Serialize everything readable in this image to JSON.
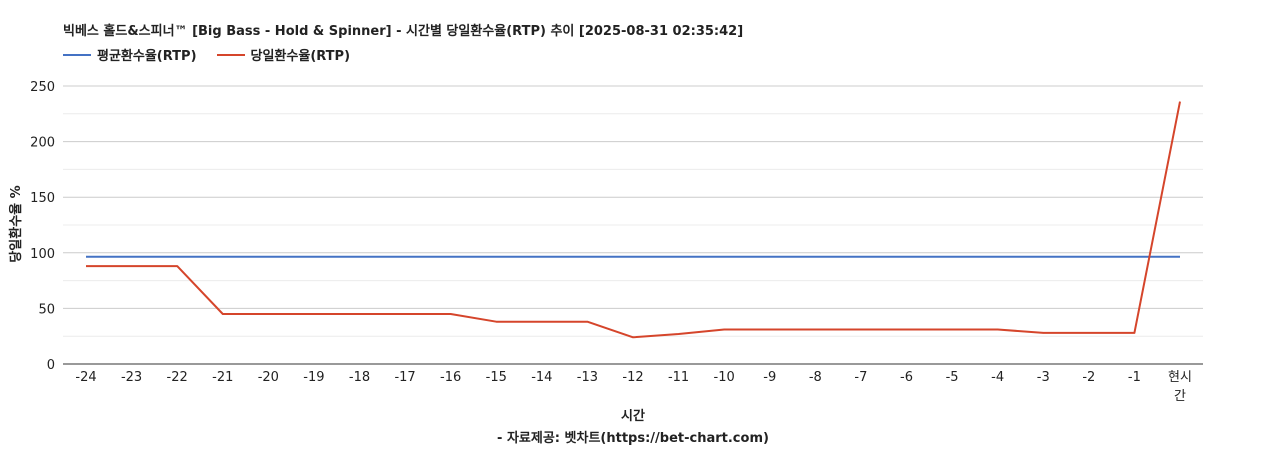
{
  "chart_data": {
    "type": "line",
    "title": "빅베스 홀드&스피너™ [Big Bass - Hold & Spinner] - 시간별 당일환수율(RTP) 추이 [2025-08-31 02:35:42]",
    "xlabel": "시간",
    "source": "- 자료제공: 벳차트(https://bet-chart.com)",
    "ylabel": "당일환수율 %",
    "ylim": [
      0,
      250
    ],
    "yticks": [
      "0",
      "50",
      "100",
      "150",
      "200",
      "250"
    ],
    "categories": [
      "-24",
      "-23",
      "-22",
      "-21",
      "-20",
      "-19",
      "-18",
      "-17",
      "-16",
      "-15",
      "-14",
      "-13",
      "-12",
      "-11",
      "-10",
      "-9",
      "-8",
      "-7",
      "-6",
      "-5",
      "-4",
      "-3",
      "-2",
      "-1",
      "현시간"
    ],
    "legend_position": "top-left",
    "grid": true,
    "series": [
      {
        "name": "평균환수율(RTP)",
        "color": "#4472c4",
        "values": [
          96.5,
          96.5,
          96.5,
          96.5,
          96.5,
          96.5,
          96.5,
          96.5,
          96.5,
          96.5,
          96.5,
          96.5,
          96.5,
          96.5,
          96.5,
          96.5,
          96.5,
          96.5,
          96.5,
          96.5,
          96.5,
          96.5,
          96.5,
          96.5,
          96.5
        ]
      },
      {
        "name": "당일환수율(RTP)",
        "color": "#d5452b",
        "values": [
          88,
          88,
          88,
          45,
          45,
          45,
          45,
          45,
          45,
          38,
          38,
          38,
          24,
          27,
          31,
          31,
          31,
          31,
          31,
          31,
          31,
          28,
          28,
          28,
          236
        ]
      }
    ]
  }
}
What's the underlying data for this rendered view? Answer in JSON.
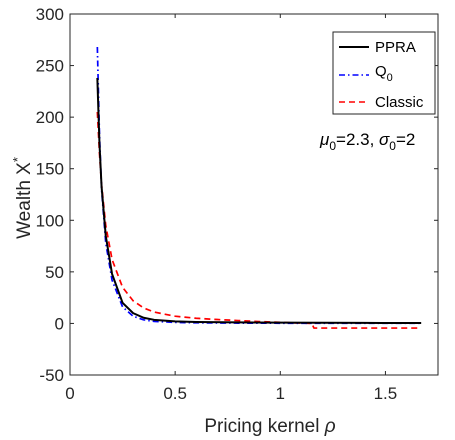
{
  "chart_data": {
    "type": "line",
    "xlabel": {
      "text": "Pricing kernel ",
      "symbol": "ρ"
    },
    "ylabel": {
      "text": "Wealth X",
      "superscript": "*"
    },
    "xlim": [
      0,
      1.75
    ],
    "ylim": [
      -50,
      300
    ],
    "xticks": [
      0,
      0.5,
      1,
      1.5
    ],
    "xtick_labels": [
      "0",
      "0.5",
      "1",
      "1.5"
    ],
    "yticks": [
      -50,
      0,
      50,
      100,
      150,
      200,
      250,
      300
    ],
    "ytick_labels": [
      "-50",
      "0",
      "50",
      "100",
      "150",
      "200",
      "250",
      "300"
    ],
    "grid": false,
    "legend_position": "top-right",
    "annotation": {
      "mu_symbol": "μ",
      "mu_sub": "0",
      "mu_value": "=2.3, ",
      "sigma_symbol": "σ",
      "sigma_sub": "0",
      "sigma_value": "=2"
    },
    "series": [
      {
        "name": "PPRA",
        "legend_label": "PPRA",
        "color": "#000000",
        "dash": "solid",
        "x": [
          0.13,
          0.14,
          0.15,
          0.17,
          0.2,
          0.25,
          0.3,
          0.35,
          0.4,
          0.5,
          0.6,
          0.8,
          1.0,
          1.2,
          1.4,
          1.67
        ],
        "y": [
          238,
          175,
          133,
          85,
          48,
          20,
          10,
          5.5,
          3.5,
          2,
          1.4,
          1,
          0.8,
          0.6,
          0.5,
          0.4
        ]
      },
      {
        "name": "Q0",
        "legend_label": "Q",
        "legend_sub": "0",
        "color": "#0000ff",
        "dash": "dashdot",
        "x": [
          0.13,
          0.14,
          0.15,
          0.17,
          0.2,
          0.25,
          0.3,
          0.35,
          0.4,
          0.5,
          0.6,
          0.8,
          1.0,
          1.2,
          1.4,
          1.67
        ],
        "y": [
          268,
          185,
          130,
          78,
          42,
          16,
          7,
          3.5,
          2,
          1,
          0.6,
          0.3,
          0.2,
          0.15,
          0.1,
          0.1
        ]
      },
      {
        "name": "Classic",
        "legend_label": "Classic",
        "color": "#ff0000",
        "dash": "dashed",
        "x": [
          0.13,
          0.14,
          0.15,
          0.17,
          0.2,
          0.25,
          0.3,
          0.35,
          0.4,
          0.5,
          0.6,
          0.7,
          0.8,
          0.9,
          1.0,
          1.1,
          1.15,
          1.16,
          1.2,
          1.4,
          1.67
        ],
        "y": [
          205,
          165,
          135,
          95,
          62,
          35,
          22,
          15,
          11,
          7,
          5,
          3.8,
          2.8,
          1.8,
          1,
          0.3,
          0,
          -4.5,
          -4.5,
          -4.5,
          -4.5
        ]
      }
    ]
  }
}
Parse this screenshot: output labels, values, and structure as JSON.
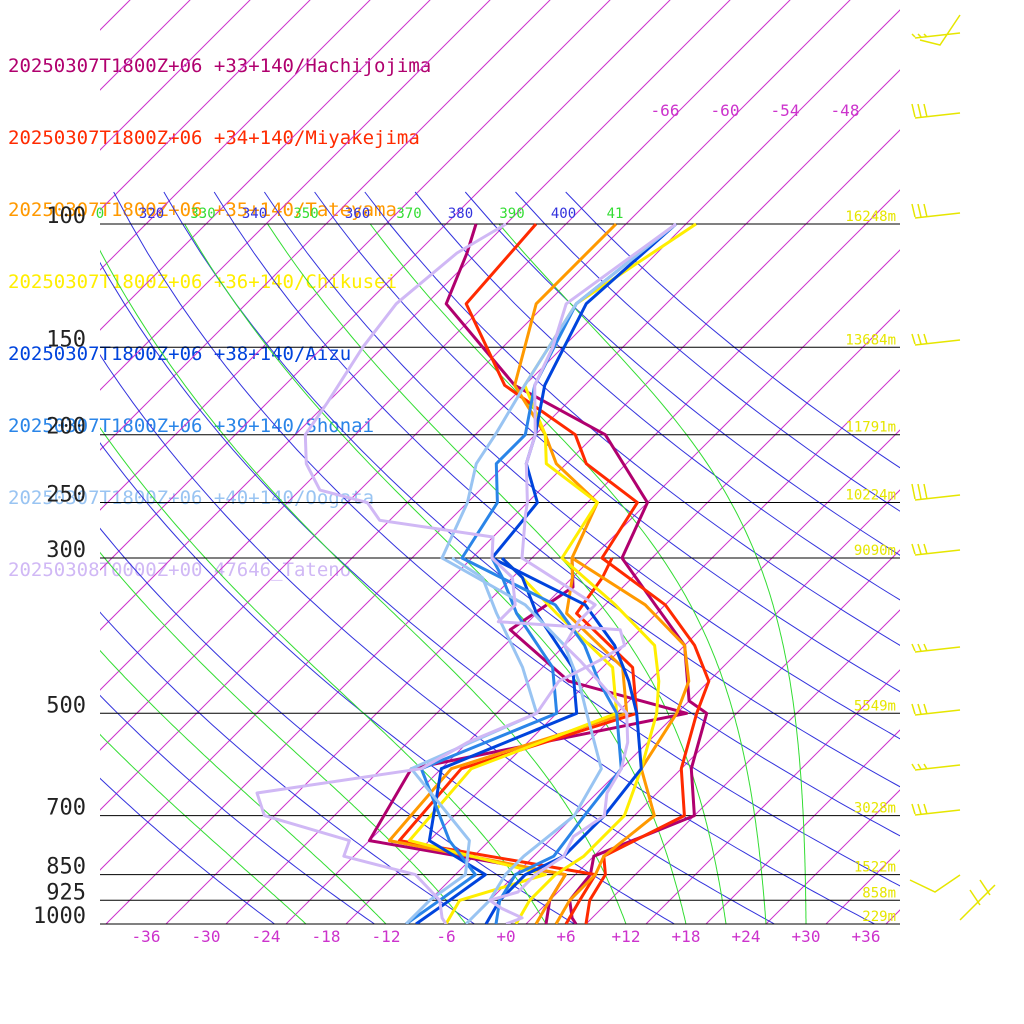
{
  "colors": {
    "isobar": "#000000",
    "isotherm": "#cc33cc",
    "dry_adiabat": "#3333dd",
    "moist_adiabat": "#33dd33",
    "height_label": "#e6e600",
    "wind_barb": "#e6e600"
  },
  "chart_data": {
    "type": "skew-t",
    "pressure_axis": {
      "levels": [
        100,
        150,
        200,
        250,
        300,
        500,
        700,
        850,
        925,
        1000
      ],
      "labels": [
        "100",
        "150",
        "200",
        "250",
        "300",
        "500",
        "700",
        "850",
        "925",
        "1000"
      ],
      "scale": "log",
      "range": [
        100,
        1000
      ]
    },
    "temperature_axis": {
      "ticks": [
        -36,
        -30,
        -24,
        -18,
        -12,
        -6,
        0,
        6,
        12,
        18,
        24,
        30,
        36
      ],
      "labels": [
        "-36",
        "-30",
        "-24",
        "-18",
        "-12",
        "-6",
        "+0",
        "+6",
        "+12",
        "+18",
        "+24",
        "+30",
        "+36"
      ],
      "range": [
        -40,
        40
      ]
    },
    "upper_temperature_labels": [
      "-66",
      "-60",
      "-54",
      "-48"
    ],
    "theta_labels": [
      "0",
      "320",
      "330",
      "340",
      "350",
      "360",
      "370",
      "380",
      "390",
      "400",
      "41"
    ],
    "height_labels": [
      {
        "pressure": 100,
        "text": "16248m"
      },
      {
        "pressure": 150,
        "text": "13684m"
      },
      {
        "pressure": 200,
        "text": "11791m"
      },
      {
        "pressure": 250,
        "text": "10224m"
      },
      {
        "pressure": 300,
        "text": "9090m"
      },
      {
        "pressure": 500,
        "text": "5549m"
      },
      {
        "pressure": 700,
        "text": "3028m"
      },
      {
        "pressure": 850,
        "text": "1522m"
      },
      {
        "pressure": 925,
        "text": "858m"
      },
      {
        "pressure": 1000,
        "text": "229m"
      }
    ],
    "series": [
      {
        "name": "20250307T1800Z+06 +33+140/Hachijojima",
        "color": "#b0006e",
        "temperature": [
          [
            1000,
            7
          ],
          [
            980,
            6
          ],
          [
            925,
            4
          ],
          [
            850,
            3.5
          ],
          [
            800,
            2
          ],
          [
            700,
            8
          ],
          [
            600,
            3
          ],
          [
            500,
            -1
          ],
          [
            480,
            -4
          ],
          [
            400,
            -10
          ],
          [
            350,
            -17
          ],
          [
            300,
            -25
          ],
          [
            250,
            -28
          ],
          [
            200,
            -39
          ],
          [
            170,
            -53
          ],
          [
            130,
            -68
          ],
          [
            110,
            -71
          ],
          [
            100,
            -73
          ]
        ],
        "dewpoint": [
          [
            1000,
            4
          ],
          [
            925,
            2
          ],
          [
            850,
            1
          ],
          [
            760,
            -22
          ],
          [
            600,
            -25
          ],
          [
            500,
            -3
          ],
          [
            450,
            -18
          ],
          [
            380,
            -29
          ],
          [
            330,
            -27
          ],
          [
            300,
            -30
          ]
        ]
      },
      {
        "name": "20250307T1800Z+06 +34+140/Miyakejima",
        "color": "#ff2a00",
        "temperature": [
          [
            1000,
            8
          ],
          [
            925,
            6
          ],
          [
            850,
            5
          ],
          [
            800,
            3
          ],
          [
            700,
            7
          ],
          [
            600,
            2
          ],
          [
            500,
            -2
          ],
          [
            450,
            -4
          ],
          [
            400,
            -9
          ],
          [
            350,
            -16
          ],
          [
            300,
            -27
          ],
          [
            250,
            -29
          ],
          [
            220,
            -38
          ],
          [
            200,
            -42
          ],
          [
            170,
            -54
          ],
          [
            130,
            -66
          ],
          [
            100,
            -67
          ]
        ],
        "dewpoint": [
          [
            1000,
            6
          ],
          [
            925,
            5
          ],
          [
            850,
            4
          ],
          [
            760,
            -19
          ],
          [
            600,
            -20
          ],
          [
            500,
            -8
          ],
          [
            430,
            -13
          ],
          [
            360,
            -24
          ],
          [
            320,
            -25
          ],
          [
            300,
            -26
          ]
        ]
      },
      {
        "name": "20250307T1800Z+06 +35+140/Tateyama",
        "color": "#ff9900",
        "temperature": [
          [
            1000,
            5
          ],
          [
            925,
            4
          ],
          [
            850,
            4
          ],
          [
            800,
            3
          ],
          [
            700,
            4
          ],
          [
            600,
            -2
          ],
          [
            500,
            -4
          ],
          [
            450,
            -6
          ],
          [
            400,
            -10
          ],
          [
            350,
            -18
          ],
          [
            300,
            -30
          ],
          [
            250,
            -33
          ],
          [
            220,
            -41
          ],
          [
            200,
            -45
          ],
          [
            170,
            -53
          ],
          [
            130,
            -59
          ],
          [
            100,
            -59
          ]
        ],
        "dewpoint": [
          [
            1000,
            3
          ],
          [
            925,
            2
          ],
          [
            850,
            1
          ],
          [
            760,
            -20
          ],
          [
            600,
            -21
          ],
          [
            500,
            -9
          ],
          [
            430,
            -14
          ],
          [
            360,
            -25
          ],
          [
            320,
            -28
          ],
          [
            300,
            -30
          ]
        ]
      },
      {
        "name": "20250307T1800Z+06 +36+140/Chikusei",
        "color": "#ffee00",
        "temperature": [
          [
            1000,
            1
          ],
          [
            925,
            0
          ],
          [
            850,
            0
          ],
          [
            800,
            1
          ],
          [
            700,
            1
          ],
          [
            600,
            -2
          ],
          [
            500,
            -6
          ],
          [
            450,
            -9
          ],
          [
            400,
            -13
          ],
          [
            350,
            -21
          ],
          [
            300,
            -31
          ],
          [
            250,
            -33
          ],
          [
            220,
            -42
          ],
          [
            200,
            -45
          ],
          [
            170,
            -52
          ],
          [
            130,
            -55
          ],
          [
            100,
            -51
          ]
        ],
        "dewpoint": [
          [
            1000,
            -6
          ],
          [
            925,
            -7
          ],
          [
            850,
            -1
          ],
          [
            760,
            -18
          ],
          [
            600,
            -19
          ],
          [
            500,
            -10
          ],
          [
            430,
            -15
          ],
          [
            360,
            -26
          ],
          [
            320,
            -33
          ],
          [
            300,
            -37
          ]
        ]
      },
      {
        "name": "20250307T1800Z+06 +38+140/Aizu",
        "color": "#0044dd",
        "temperature": [
          [
            1000,
            -2
          ],
          [
            925,
            -3
          ],
          [
            850,
            -3
          ],
          [
            800,
            -1
          ],
          [
            700,
            -1
          ],
          [
            600,
            -2
          ],
          [
            500,
            -8
          ],
          [
            450,
            -12
          ],
          [
            400,
            -17
          ],
          [
            350,
            -24
          ],
          [
            300,
            -38
          ],
          [
            250,
            -39
          ],
          [
            220,
            -44
          ],
          [
            200,
            -46
          ],
          [
            170,
            -50
          ],
          [
            130,
            -54
          ],
          [
            100,
            -53
          ]
        ],
        "dewpoint": [
          [
            1000,
            -9
          ],
          [
            925,
            -8
          ],
          [
            850,
            -7
          ],
          [
            760,
            -16
          ],
          [
            600,
            -22
          ],
          [
            500,
            -14
          ],
          [
            430,
            -19
          ],
          [
            360,
            -28
          ],
          [
            320,
            -33
          ],
          [
            300,
            -37
          ]
        ]
      },
      {
        "name": "20250307T1800Z+06 +39+140/Shonai",
        "color": "#2a85e8",
        "temperature": [
          [
            1000,
            -1
          ],
          [
            925,
            -3
          ],
          [
            850,
            -4
          ],
          [
            800,
            -2
          ],
          [
            700,
            -3
          ],
          [
            600,
            -4
          ],
          [
            500,
            -10
          ],
          [
            450,
            -15
          ],
          [
            400,
            -20
          ],
          [
            350,
            -27
          ],
          [
            300,
            -41
          ],
          [
            250,
            -43
          ],
          [
            220,
            -47
          ],
          [
            200,
            -47
          ],
          [
            170,
            -51
          ],
          [
            130,
            -55
          ],
          [
            100,
            -53
          ]
        ],
        "dewpoint": [
          [
            1000,
            -10
          ],
          [
            925,
            -9
          ],
          [
            850,
            -8
          ],
          [
            760,
            -14
          ],
          [
            600,
            -24
          ],
          [
            500,
            -16
          ],
          [
            430,
            -21
          ],
          [
            360,
            -30
          ],
          [
            320,
            -35
          ],
          [
            300,
            -38
          ]
        ]
      },
      {
        "name": "20250307T1800Z+06 +40+140/Oogata",
        "color": "#99c4f2",
        "temperature": [
          [
            1000,
            -4
          ],
          [
            925,
            -4
          ],
          [
            850,
            -5
          ],
          [
            800,
            -5
          ],
          [
            700,
            -4
          ],
          [
            600,
            -6
          ],
          [
            500,
            -13
          ],
          [
            450,
            -17
          ],
          [
            400,
            -22
          ],
          [
            350,
            -30
          ],
          [
            300,
            -43
          ],
          [
            250,
            -46
          ],
          [
            220,
            -49
          ],
          [
            200,
            -50
          ],
          [
            170,
            -52
          ],
          [
            130,
            -55
          ],
          [
            100,
            -53
          ]
        ],
        "dewpoint": [
          [
            1000,
            -10
          ],
          [
            925,
            -10
          ],
          [
            850,
            -9
          ],
          [
            760,
            -12
          ],
          [
            600,
            -25
          ],
          [
            500,
            -18
          ],
          [
            430,
            -24
          ],
          [
            360,
            -32
          ],
          [
            320,
            -37
          ],
          [
            300,
            -42
          ]
        ]
      },
      {
        "name": "20250308T0000Z+00 47646_Tateno",
        "color": "#d0b8f5",
        "temperature": [
          [
            1000,
            0
          ],
          [
            980,
            1
          ],
          [
            950,
            -2
          ],
          [
            925,
            -4
          ],
          [
            900,
            -2
          ],
          [
            850,
            -2
          ],
          [
            800,
            -1
          ],
          [
            750,
            -2
          ],
          [
            700,
            -1
          ],
          [
            650,
            -3
          ],
          [
            600,
            -4
          ],
          [
            550,
            -6
          ],
          [
            500,
            -9
          ],
          [
            450,
            -15
          ],
          [
            420,
            -19
          ],
          [
            400,
            -22
          ],
          [
            370,
            -23
          ],
          [
            350,
            -23
          ],
          [
            300,
            -35
          ],
          [
            260,
            -39
          ],
          [
            250,
            -40
          ],
          [
            220,
            -44
          ],
          [
            200,
            -46
          ],
          [
            170,
            -51
          ],
          [
            150,
            -53
          ],
          [
            130,
            -56
          ],
          [
            100,
            -53
          ]
        ],
        "dewpoint": [
          [
            1000,
            -6
          ],
          [
            980,
            -7
          ],
          [
            925,
            -9
          ],
          [
            850,
            -14
          ],
          [
            800,
            -23
          ],
          [
            760,
            -24
          ],
          [
            700,
            -35
          ],
          [
            650,
            -38
          ],
          [
            600,
            -24
          ],
          [
            550,
            -22
          ],
          [
            500,
            -18
          ],
          [
            450,
            -19
          ],
          [
            420,
            -17
          ],
          [
            400,
            -16
          ],
          [
            380,
            -18
          ],
          [
            370,
            -31
          ],
          [
            350,
            -31
          ],
          [
            320,
            -34
          ],
          [
            300,
            -38
          ],
          [
            280,
            -40
          ],
          [
            265,
            -53
          ],
          [
            250,
            -56
          ],
          [
            240,
            -62
          ],
          [
            220,
            -66
          ],
          [
            200,
            -69
          ],
          [
            180,
            -70
          ],
          [
            150,
            -72
          ],
          [
            130,
            -73
          ],
          [
            110,
            -72
          ],
          [
            100,
            -70
          ]
        ]
      }
    ]
  }
}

--------------------

> **What the task asks**
Scan the listing above for the word "text" and copy every line that holds it.

> **Exercise solution**
      "text": "Pricing kernel ",
      "text": "Wealth X",
        "text": "16248m"
        "text": "13684m"
        "text": "11791m"
        "text": "10224m"
        "text": "9090m"
        "text": "5549m"
        "text": "3028m"
        "text": "1522m"
        "text": "858m"
        "text": "229m"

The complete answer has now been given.